[Instruction]: Render the listing from its first line through the line containing "legend-label-2019: 2019 [1244, 463, 1328, 502]", both included, as a numbered list, leaving out any blank lines.

[Layout element listing]
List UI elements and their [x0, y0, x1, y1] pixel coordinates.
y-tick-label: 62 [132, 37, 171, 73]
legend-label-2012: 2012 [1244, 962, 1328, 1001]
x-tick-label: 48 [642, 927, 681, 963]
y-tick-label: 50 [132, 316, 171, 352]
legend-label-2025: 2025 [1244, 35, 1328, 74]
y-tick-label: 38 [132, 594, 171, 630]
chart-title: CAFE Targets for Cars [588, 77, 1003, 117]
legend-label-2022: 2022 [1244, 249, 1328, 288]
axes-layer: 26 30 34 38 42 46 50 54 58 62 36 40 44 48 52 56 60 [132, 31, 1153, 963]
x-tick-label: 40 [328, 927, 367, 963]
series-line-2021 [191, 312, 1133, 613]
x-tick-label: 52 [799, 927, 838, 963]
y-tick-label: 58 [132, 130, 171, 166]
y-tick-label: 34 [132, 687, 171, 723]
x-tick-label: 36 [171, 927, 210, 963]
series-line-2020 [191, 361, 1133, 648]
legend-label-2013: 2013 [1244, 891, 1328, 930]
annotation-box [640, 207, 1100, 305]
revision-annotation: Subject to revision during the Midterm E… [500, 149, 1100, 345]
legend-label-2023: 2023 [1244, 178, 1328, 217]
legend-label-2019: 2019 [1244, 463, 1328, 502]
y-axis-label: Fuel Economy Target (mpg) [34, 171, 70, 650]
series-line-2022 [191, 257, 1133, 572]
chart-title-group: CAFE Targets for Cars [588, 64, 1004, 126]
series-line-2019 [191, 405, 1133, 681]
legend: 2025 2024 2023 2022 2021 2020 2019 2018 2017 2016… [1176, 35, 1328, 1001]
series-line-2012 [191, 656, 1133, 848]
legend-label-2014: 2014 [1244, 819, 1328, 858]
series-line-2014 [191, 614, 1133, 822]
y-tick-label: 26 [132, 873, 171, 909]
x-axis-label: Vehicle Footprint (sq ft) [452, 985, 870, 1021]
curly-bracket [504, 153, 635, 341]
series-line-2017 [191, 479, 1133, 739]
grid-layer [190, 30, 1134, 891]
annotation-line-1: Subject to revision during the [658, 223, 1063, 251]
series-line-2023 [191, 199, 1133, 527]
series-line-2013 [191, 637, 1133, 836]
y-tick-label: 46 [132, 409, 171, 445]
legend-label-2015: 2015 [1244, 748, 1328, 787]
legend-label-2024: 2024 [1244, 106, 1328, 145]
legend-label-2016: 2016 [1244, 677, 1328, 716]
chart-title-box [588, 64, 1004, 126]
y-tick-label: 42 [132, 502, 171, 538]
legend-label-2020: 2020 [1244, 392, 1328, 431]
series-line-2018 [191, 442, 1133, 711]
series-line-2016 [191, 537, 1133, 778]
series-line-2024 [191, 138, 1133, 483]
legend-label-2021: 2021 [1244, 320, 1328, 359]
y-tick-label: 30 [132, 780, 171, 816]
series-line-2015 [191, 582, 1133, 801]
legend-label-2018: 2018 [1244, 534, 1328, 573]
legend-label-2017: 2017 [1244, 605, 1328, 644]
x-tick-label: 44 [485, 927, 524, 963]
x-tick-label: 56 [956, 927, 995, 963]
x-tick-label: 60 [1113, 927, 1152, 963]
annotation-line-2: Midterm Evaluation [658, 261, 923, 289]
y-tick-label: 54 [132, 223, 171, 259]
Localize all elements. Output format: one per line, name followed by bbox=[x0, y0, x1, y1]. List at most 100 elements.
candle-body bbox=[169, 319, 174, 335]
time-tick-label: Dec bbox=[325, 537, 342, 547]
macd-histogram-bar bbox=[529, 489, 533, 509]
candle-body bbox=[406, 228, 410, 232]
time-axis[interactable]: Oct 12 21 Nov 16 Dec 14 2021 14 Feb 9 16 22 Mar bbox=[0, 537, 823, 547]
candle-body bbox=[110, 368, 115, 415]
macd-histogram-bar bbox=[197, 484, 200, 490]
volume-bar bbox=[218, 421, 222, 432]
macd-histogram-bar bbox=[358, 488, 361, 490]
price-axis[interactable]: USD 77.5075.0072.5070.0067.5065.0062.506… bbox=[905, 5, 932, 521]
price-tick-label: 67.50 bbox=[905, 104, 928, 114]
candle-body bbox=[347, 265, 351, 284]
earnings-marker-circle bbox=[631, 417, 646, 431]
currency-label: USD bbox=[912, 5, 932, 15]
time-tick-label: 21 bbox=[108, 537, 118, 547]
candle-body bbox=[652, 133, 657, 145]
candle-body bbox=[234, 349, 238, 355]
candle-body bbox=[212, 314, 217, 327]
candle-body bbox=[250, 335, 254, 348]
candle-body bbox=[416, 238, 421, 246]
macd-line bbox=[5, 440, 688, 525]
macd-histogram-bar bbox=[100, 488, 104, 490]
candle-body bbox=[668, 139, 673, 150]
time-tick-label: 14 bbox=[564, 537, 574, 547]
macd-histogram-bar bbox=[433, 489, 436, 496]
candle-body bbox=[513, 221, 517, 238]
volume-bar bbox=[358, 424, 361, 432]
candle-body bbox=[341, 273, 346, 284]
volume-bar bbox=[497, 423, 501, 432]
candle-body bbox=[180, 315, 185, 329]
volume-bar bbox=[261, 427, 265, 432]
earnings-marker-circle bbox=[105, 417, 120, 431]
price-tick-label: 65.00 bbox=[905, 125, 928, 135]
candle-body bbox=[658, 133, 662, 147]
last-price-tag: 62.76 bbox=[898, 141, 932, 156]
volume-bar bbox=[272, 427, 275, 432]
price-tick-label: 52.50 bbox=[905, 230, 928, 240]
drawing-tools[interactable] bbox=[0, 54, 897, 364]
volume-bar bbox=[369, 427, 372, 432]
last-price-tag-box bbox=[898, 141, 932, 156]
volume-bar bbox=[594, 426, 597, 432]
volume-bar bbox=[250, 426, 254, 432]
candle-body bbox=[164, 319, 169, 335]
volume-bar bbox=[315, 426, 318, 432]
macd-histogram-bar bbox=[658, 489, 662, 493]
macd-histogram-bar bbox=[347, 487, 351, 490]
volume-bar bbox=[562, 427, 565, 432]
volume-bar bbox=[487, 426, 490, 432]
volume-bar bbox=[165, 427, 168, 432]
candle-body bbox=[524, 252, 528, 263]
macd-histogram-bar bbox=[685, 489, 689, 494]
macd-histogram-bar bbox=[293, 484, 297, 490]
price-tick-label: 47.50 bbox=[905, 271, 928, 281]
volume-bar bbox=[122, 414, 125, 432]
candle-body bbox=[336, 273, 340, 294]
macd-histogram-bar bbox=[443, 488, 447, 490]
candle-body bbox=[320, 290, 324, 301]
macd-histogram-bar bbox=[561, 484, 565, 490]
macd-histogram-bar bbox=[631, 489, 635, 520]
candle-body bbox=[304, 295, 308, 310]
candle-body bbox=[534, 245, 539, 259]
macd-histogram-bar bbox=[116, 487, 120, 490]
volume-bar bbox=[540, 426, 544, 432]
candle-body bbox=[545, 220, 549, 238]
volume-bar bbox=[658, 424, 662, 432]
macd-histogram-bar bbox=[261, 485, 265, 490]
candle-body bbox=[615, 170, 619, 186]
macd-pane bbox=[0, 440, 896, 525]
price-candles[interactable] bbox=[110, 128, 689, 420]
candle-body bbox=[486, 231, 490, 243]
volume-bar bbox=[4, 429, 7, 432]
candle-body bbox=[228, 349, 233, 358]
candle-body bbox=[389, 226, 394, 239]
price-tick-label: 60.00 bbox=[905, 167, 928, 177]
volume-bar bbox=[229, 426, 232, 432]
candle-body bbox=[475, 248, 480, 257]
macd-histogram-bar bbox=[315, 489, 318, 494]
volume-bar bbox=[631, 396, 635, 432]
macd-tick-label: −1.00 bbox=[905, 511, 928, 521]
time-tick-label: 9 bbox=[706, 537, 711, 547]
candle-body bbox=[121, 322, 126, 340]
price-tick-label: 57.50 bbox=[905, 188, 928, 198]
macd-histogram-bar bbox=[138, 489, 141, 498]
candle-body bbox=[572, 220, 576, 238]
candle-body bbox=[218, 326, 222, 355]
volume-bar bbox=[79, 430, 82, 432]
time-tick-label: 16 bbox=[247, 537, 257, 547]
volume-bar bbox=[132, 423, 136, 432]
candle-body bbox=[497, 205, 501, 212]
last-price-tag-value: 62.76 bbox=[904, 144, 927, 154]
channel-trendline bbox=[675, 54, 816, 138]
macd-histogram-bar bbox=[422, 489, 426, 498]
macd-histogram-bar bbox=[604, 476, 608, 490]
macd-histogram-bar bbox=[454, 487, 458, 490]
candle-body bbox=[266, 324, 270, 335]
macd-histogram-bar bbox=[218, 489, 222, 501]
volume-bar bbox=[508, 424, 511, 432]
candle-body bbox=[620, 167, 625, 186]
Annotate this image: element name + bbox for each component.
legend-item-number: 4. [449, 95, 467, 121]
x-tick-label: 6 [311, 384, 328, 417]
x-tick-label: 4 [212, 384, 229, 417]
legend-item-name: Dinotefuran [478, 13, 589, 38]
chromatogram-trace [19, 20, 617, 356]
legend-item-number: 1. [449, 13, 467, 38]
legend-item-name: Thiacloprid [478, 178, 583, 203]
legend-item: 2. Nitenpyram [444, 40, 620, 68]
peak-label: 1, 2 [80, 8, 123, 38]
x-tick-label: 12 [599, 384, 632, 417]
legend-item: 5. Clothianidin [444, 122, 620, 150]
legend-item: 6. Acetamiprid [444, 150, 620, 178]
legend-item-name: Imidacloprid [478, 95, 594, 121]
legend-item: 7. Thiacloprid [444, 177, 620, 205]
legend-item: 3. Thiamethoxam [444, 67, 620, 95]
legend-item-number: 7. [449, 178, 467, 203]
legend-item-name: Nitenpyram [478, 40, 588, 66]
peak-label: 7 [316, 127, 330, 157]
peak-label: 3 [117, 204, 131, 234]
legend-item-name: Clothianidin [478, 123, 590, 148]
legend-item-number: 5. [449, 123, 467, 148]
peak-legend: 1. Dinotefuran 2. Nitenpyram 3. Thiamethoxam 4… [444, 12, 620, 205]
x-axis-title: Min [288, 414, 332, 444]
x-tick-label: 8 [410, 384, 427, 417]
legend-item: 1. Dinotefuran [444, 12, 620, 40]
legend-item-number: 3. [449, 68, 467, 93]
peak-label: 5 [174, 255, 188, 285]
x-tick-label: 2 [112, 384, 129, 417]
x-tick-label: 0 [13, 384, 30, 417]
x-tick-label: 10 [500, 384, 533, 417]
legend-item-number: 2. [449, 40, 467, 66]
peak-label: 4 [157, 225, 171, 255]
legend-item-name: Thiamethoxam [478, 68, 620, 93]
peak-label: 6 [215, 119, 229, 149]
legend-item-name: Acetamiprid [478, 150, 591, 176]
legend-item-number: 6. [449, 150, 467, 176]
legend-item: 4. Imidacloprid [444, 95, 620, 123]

[Answer to the exercise]:
1. List UI elements and their [x0, y0, x1, y1] pixel coordinates.
2. y-tick-label: 62 [132, 37, 171, 73]
3. legend-label-2012: 2012 [1244, 962, 1328, 1001]
4. x-tick-label: 48 [642, 927, 681, 963]
5. y-tick-label: 50 [132, 316, 171, 352]
6. legend-label-2025: 2025 [1244, 35, 1328, 74]
7. y-tick-label: 38 [132, 594, 171, 630]
8. chart-title: CAFE Targets for Cars [588, 77, 1003, 117]
9. legend-label-2022: 2022 [1244, 249, 1328, 288]
10. axes-layer: 26 30 34 38 42 46 50 54 58 62 36 40 44 48 52 56 60 [132, 31, 1153, 963]
11. x-tick-label: 40 [328, 927, 367, 963]
12. series-line-2021 [191, 312, 1133, 613]
13. x-tick-label: 52 [799, 927, 838, 963]
14. y-tick-label: 58 [132, 130, 171, 166]
15. y-tick-label: 34 [132, 687, 171, 723]
16. x-tick-label: 36 [171, 927, 210, 963]
17. series-line-2020 [191, 361, 1133, 648]
18. legend-label-2013: 2013 [1244, 891, 1328, 930]
19. annotation-box [640, 207, 1100, 305]
20. revision-annotation: Subject to revision during the Midterm E… [500, 149, 1100, 345]
21. legend-label-2023: 2023 [1244, 178, 1328, 217]
22. legend-label-2019: 2019 [1244, 463, 1328, 502]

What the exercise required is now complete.